----- Extracted entries

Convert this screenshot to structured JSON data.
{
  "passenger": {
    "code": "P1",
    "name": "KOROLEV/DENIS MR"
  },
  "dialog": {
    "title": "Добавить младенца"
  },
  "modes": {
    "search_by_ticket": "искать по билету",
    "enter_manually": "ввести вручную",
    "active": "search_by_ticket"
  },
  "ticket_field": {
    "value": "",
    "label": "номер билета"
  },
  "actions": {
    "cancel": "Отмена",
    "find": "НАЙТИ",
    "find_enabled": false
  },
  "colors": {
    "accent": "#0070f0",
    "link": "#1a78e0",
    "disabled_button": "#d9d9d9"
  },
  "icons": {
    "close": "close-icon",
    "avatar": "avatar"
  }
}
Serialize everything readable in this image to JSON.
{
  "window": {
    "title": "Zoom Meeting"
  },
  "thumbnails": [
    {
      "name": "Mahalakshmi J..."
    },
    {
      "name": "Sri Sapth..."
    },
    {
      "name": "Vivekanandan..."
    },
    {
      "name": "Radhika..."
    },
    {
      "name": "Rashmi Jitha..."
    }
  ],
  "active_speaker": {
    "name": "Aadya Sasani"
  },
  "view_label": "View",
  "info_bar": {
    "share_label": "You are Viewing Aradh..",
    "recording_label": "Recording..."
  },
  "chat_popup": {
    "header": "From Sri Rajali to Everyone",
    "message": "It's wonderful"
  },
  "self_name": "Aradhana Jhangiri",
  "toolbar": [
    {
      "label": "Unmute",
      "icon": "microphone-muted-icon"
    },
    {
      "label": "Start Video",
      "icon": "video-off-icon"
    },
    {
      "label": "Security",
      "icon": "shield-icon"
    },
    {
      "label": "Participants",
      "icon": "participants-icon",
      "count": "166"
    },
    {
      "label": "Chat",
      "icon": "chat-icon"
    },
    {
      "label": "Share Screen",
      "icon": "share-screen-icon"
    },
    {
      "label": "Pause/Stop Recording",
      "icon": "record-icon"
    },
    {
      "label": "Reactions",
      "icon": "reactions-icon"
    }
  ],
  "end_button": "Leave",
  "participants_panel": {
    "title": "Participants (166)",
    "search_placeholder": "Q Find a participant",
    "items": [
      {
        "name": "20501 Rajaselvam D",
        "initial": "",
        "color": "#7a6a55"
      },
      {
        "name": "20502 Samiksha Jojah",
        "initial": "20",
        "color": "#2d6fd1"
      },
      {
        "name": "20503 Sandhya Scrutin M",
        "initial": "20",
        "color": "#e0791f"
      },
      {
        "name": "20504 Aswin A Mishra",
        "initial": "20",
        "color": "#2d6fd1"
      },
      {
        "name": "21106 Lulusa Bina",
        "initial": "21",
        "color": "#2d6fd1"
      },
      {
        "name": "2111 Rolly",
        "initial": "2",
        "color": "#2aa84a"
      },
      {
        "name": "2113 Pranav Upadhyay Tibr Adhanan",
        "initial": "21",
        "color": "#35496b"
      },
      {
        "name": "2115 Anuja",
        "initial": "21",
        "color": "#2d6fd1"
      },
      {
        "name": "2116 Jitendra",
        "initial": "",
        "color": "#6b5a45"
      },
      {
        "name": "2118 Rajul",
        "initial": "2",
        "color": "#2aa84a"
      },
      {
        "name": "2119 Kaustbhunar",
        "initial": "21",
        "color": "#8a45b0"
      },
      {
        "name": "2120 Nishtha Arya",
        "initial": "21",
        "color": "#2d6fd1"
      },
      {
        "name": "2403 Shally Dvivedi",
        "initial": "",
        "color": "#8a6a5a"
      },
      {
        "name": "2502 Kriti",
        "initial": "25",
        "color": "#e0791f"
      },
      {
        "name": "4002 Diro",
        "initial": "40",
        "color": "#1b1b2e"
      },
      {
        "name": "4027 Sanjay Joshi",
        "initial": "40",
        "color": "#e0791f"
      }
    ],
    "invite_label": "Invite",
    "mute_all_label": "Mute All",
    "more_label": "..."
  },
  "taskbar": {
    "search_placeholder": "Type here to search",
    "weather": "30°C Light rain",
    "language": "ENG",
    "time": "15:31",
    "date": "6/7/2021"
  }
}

----------

● Exercise directions: Extract the complete listing above, reproducing each line exactly.

● Result:
Convert this screenshot to structured JSON data.
{
  "passenger": {
    "code": "P1",
    "name": "KOROLEV/DENIS MR"
  },
  "dialog": {
    "title": "Добавить младенца"
  },
  "modes": {
    "search_by_ticket": "искать по билету",
    "enter_manually": "ввести вручную",
    "active": "search_by_ticket"
  },
  "ticket_field": {
    "value": "",
    "label": "номер билета"
  },
  "actions": {
    "cancel": "Отмена",
    "find": "НАЙТИ",
    "find_enabled": false
  },
  "colors": {
    "accent": "#0070f0",
    "link": "#1a78e0",
    "disabled_button": "#d9d9d9"
  },
  "icons": {
    "close": "close-icon",
    "avatar": "avatar"
  }
}
Serialize everything readable in this image to JSON.
{
  "window": {
    "title": "Zoom Meeting"
  },
  "thumbnails": [
    {
      "name": "Mahalakshmi J..."
    },
    {
      "name": "Sri Sapth..."
    },
    {
      "name": "Vivekanandan..."
    },
    {
      "name": "Radhika..."
    },
    {
      "name": "Rashmi Jitha..."
    }
  ],
  "active_speaker": {
    "name": "Aadya Sasani"
  },
  "view_label": "View",
  "info_bar": {
    "share_label": "You are Viewing Aradh..",
    "recording_label": "Recording..."
  },
  "chat_popup": {
    "header": "From Sri Rajali to Everyone",
    "message": "It's wonderful"
  },
  "self_name": "Aradhana Jhangiri",
  "toolbar": [
    {
      "label": "Unmute",
      "icon": "microphone-muted-icon"
    },
    {
      "label": "Start Video",
      "icon": "video-off-icon"
    },
    {
      "label": "Security",
      "icon": "shield-icon"
    },
    {
      "label": "Participants",
      "icon": "participants-icon",
      "count": "166"
    },
    {
      "label": "Chat",
      "icon": "chat-icon"
    },
    {
      "label": "Share Screen",
      "icon": "share-screen-icon"
    },
    {
      "label": "Pause/Stop Recording",
      "icon": "record-icon"
    },
    {
      "label": "Reactions",
      "icon": "reactions-icon"
    }
  ],
  "end_button": "Leave",
  "participants_panel": {
    "title": "Participants (166)",
    "search_placeholder": "Q Find a participant",
    "items": [
      {
        "name": "20501 Rajaselvam D",
        "initial": "",
        "color": "#7a6a55"
      },
      {
        "name": "20502 Samiksha Jojah",
        "initial": "20",
        "color": "#2d6fd1"
      },
      {
        "name": "20503 Sandhya Scrutin M",
        "initial": "20",
        "color": "#e0791f"
      },
      {
        "name": "20504 Aswin A Mishra",
        "initial": "20",
        "color": "#2d6fd1"
      },
      {
        "name": "21106 Lulusa Bina",
        "initial": "21",
        "color": "#2d6fd1"
      },
      {
        "name": "2111 Rolly",
        "initial": "2",
        "color": "#2aa84a"
      },
      {
        "name": "2113 Pranav Upadhyay Tibr Adhanan",
        "initial": "21",
        "color": "#35496b"
      },
      {
        "name": "2115 Anuja",
        "initial": "21",
        "color": "#2d6fd1"
      },
      {
        "name": "2116 Jitendra",
        "initial": "",
        "color": "#6b5a45"
      },
      {
        "name": "2118 Rajul",
        "initial": "2",
        "color": "#2aa84a"
      },
      {
        "name": "2119 Kaustbhunar",
        "initial": "21",
        "color": "#8a45b0"
      },
      {
        "name": "2120 Nishtha Arya",
        "initial": "21",
        "color": "#2d6fd1"
      },
      {
        "name": "2403 Shally Dvivedi",
        "initial": "",
        "color": "#8a6a5a"
      },
      {
        "name": "2502 Kriti",
        "initial": "25",
        "color": "#e0791f"
      },
      {
        "name": "4002 Diro",
        "initial": "40",
        "color": "#1b1b2e"
      },
      {
        "name": "4027 Sanjay Joshi",
        "initial": "40",
        "color": "#e0791f"
      }
    ],
    "invite_label": "Invite",
    "mute_all_label": "Mute All",
    "more_label": "..."
  },
  "taskbar": {
    "search_placeholder": "Type here to search",
    "weather": "30°C Light rain",
    "language": "ENG",
    "time": "15:31",
    "date": "6/7/2021"
  }
}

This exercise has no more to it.